| 任务说明 |
请把从第一行起、一直到包含“card-biceps-triceps[interactable]: Biceps |”的那一行为止的各行（首尾两行都算在内）输出为 JSON 字符串列表，每行对应一个字符串，空行略去，其余各行不要列入。

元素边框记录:
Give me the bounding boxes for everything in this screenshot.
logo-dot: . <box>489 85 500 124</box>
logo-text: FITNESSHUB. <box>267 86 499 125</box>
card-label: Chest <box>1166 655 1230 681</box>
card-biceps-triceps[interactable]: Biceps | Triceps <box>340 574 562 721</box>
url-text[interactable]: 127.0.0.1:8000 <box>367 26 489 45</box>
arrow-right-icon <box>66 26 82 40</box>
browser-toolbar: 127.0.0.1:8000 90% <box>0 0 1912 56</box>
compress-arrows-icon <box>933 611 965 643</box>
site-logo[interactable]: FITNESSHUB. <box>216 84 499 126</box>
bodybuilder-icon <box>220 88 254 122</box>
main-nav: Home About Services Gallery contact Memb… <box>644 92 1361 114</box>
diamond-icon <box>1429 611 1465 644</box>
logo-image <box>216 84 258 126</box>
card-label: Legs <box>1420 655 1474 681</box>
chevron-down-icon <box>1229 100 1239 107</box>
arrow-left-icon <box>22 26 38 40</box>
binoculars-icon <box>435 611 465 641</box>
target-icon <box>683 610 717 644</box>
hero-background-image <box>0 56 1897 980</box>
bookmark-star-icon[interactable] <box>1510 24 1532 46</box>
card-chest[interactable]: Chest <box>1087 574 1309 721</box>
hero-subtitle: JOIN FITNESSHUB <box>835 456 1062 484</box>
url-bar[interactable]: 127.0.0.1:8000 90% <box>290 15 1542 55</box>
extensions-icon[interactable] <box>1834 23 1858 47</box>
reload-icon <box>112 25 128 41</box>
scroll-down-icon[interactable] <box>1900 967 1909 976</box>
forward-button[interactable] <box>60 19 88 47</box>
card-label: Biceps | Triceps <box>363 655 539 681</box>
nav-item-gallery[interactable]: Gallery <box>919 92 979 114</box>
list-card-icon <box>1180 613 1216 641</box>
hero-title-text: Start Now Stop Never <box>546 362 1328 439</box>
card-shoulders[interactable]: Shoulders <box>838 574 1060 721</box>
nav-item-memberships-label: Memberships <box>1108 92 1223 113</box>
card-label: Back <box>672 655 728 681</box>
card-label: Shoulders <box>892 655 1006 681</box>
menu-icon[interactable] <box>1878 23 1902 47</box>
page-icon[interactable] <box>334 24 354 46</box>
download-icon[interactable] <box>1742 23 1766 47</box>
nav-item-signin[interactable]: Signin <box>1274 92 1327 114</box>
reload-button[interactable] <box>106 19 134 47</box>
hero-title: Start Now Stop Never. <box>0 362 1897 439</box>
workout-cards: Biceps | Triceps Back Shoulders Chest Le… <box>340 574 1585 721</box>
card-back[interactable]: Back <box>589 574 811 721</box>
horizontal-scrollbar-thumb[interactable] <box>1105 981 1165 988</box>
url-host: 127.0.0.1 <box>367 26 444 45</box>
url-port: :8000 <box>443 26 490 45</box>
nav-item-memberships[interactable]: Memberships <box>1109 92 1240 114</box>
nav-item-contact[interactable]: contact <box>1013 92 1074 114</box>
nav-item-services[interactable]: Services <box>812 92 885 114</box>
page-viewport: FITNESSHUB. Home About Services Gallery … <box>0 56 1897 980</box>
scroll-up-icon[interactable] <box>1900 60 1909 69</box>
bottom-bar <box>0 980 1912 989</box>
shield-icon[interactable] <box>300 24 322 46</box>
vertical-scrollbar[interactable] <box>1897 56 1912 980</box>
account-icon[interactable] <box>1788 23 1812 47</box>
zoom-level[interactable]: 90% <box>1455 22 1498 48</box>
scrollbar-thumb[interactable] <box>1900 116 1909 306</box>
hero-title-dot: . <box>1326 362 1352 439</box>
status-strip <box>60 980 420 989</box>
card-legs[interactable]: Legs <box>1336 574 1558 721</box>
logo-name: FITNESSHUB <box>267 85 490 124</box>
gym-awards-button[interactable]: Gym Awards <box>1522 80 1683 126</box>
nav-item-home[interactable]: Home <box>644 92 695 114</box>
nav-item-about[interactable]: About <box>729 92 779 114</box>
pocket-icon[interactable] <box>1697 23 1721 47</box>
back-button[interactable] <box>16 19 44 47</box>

| 回答 |
[
  "Give me the bounding boxes for everything in this screenshot.",
  "logo-dot: . <box>489 85 500 124</box>",
  "logo-text: FITNESSHUB. <box>267 86 499 125</box>",
  "card-label: Chest <box>1166 655 1230 681</box>",
  "card-biceps-triceps[interactable]: Biceps | Triceps <box>340 574 562 721</box>"
]